> **Exercise directions**
Output every line of the data exactly as it appears.

> **Stored items**
• • •
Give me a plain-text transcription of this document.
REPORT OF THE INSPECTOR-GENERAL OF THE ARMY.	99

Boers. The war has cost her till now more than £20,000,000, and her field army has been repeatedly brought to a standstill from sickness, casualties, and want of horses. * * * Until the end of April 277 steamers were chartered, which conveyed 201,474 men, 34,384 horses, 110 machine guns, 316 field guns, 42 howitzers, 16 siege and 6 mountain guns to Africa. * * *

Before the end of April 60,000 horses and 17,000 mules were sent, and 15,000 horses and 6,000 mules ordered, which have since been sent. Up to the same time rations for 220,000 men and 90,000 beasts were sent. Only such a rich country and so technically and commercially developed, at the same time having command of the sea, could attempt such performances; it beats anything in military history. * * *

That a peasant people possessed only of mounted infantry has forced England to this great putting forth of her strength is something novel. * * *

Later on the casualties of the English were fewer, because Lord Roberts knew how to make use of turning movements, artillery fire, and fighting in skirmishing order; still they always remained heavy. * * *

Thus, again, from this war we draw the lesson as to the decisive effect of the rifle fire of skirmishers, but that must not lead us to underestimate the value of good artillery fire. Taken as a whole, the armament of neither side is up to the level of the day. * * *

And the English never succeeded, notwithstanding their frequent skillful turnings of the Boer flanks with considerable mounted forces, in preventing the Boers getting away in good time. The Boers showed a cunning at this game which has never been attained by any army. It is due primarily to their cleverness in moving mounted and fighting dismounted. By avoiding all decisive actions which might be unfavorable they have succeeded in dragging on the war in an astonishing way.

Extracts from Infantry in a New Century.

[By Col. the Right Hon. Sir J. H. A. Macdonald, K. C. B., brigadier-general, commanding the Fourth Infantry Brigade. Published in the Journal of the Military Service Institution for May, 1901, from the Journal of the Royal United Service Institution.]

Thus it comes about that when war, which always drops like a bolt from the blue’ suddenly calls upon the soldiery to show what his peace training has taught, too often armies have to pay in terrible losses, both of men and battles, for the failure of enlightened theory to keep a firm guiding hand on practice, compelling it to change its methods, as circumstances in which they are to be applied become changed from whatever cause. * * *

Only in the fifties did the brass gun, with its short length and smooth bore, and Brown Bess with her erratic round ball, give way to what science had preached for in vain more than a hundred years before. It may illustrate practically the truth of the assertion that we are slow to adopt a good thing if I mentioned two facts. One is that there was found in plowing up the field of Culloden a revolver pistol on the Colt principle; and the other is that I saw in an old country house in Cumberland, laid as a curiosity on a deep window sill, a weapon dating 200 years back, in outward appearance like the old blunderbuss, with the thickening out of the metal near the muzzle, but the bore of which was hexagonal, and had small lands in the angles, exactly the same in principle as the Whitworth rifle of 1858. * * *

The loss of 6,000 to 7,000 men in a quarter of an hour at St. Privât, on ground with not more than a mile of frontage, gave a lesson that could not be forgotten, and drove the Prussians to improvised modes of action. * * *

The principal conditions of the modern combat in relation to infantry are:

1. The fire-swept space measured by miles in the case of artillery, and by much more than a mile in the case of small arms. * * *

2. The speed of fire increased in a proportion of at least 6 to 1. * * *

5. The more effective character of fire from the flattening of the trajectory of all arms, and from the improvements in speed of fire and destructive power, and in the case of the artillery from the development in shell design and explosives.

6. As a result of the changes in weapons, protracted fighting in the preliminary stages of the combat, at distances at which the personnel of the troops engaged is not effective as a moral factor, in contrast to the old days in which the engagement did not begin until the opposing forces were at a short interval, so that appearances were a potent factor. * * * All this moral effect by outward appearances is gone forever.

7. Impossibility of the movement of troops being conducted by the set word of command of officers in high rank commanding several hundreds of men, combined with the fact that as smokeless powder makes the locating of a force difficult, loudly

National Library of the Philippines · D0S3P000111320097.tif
• • •
> **Solution below**
Give me a plain-text transcription of this document.
REPORT OF THE INSPECTOR-GENERAL OF THE ARMY.	99

Boers. The war has cost her till now more than £20,000,000, and her field army has been repeatedly brought to a standstill from sickness, casualties, and want of horses. * * * Until the end of April 277 steamers were chartered, which conveyed 201,474 men, 34,384 horses, 110 machine guns, 316 field guns, 42 howitzers, 16 siege and 6 mountain guns to Africa. * * *

Before the end of April 60,000 horses and 17,000 mules were sent, and 15,000 horses and 6,000 mules ordered, which have since been sent. Up to the same time rations for 220,000 men and 90,000 beasts were sent. Only such a rich country and so technically and commercially developed, at the same time having command of the sea, could attempt such performances; it beats anything in military history. * * *

That a peasant people possessed only of mounted infantry has forced England to this great putting forth of her strength is something novel. * * *

Later on the casualties of the English were fewer, because Lord Roberts knew how to make use of turning movements, artillery fire, and fighting in skirmishing order; still they always remained heavy. * * *

Thus, again, from this war we draw the lesson as to the decisive effect of the rifle fire of skirmishers, but that must not lead us to underestimate the value of good artillery fire. Taken as a whole, the armament of neither side is up to the level of the day. * * *

And the English never succeeded, notwithstanding their frequent skillful turnings of the Boer flanks with considerable mounted forces, in preventing the Boers getting away in good time. The Boers showed a cunning at this game which has never been attained by any army. It is due primarily to their cleverness in moving mounted and fighting dismounted. By avoiding all decisive actions which might be unfavorable they have succeeded in dragging on the war in an astonishing way.

Extracts from Infantry in a New Century.

[By Col. the Right Hon. Sir J. H. A. Macdonald, K. C. B., brigadier-general, commanding the Fourth Infantry Brigade. Published in the Journal of the Military Service Institution for May, 1901, from the Journal of the Royal United Service Institution.]

Thus it comes about that when war, which always drops like a bolt from the blue’ suddenly calls upon the soldiery to show what his peace training has taught, too often armies have to pay in terrible losses, both of men and battles, for the failure of enlightened theory to keep a firm guiding hand on practice, compelling it to change its methods, as circumstances in which they are to be applied become changed from whatever cause. * * *

Only in the fifties did the brass gun, with its short length and smooth bore, and Brown Bess with her erratic round ball, give way to what science had preached for in vain more than a hundred years before. It may illustrate practically the truth of the assertion that we are slow to adopt a good thing if I mentioned two facts. One is that there was found in plowing up the field of Culloden a revolver pistol on the Colt principle; and the other is that I saw in an old country house in Cumberland, laid as a curiosity on a deep window sill, a weapon dating 200 years back, in outward appearance like the old blunderbuss, with the thickening out of the metal near the muzzle, but the bore of which was hexagonal, and had small lands in the angles, exactly the same in principle as the Whitworth rifle of 1858. * * *

The loss of 6,000 to 7,000 men in a quarter of an hour at St. Privât, on ground with not more than a mile of frontage, gave a lesson that could not be forgotten, and drove the Prussians to improvised modes of action. * * *

The principal conditions of the modern combat in relation to infantry are:

1. The fire-swept space measured by miles in the case of artillery, and by much more than a mile in the case of small arms. * * *

2. The speed of fire increased in a proportion of at least 6 to 1. * * *

5. The more effective character of fire from the flattening of the trajectory of all arms, and from the improvements in speed of fire and destructive power, and in the case of the artillery from the development in shell design and explosives.

6. As a result of the changes in weapons, protracted fighting in the preliminary stages of the combat, at distances at which the personnel of the troops engaged is not effective as a moral factor, in contrast to the old days in which the engagement did not begin until the opposing forces were at a short interval, so that appearances were a potent factor. * * * All this moral effect by outward appearances is gone forever.

7. Impossibility of the movement of troops being conducted by the set word of command of officers in high rank commanding several hundreds of men, combined with the fact that as smokeless powder makes the locating of a force difficult, loudly

National Library of the Philippines · D0S3P000111320097.tif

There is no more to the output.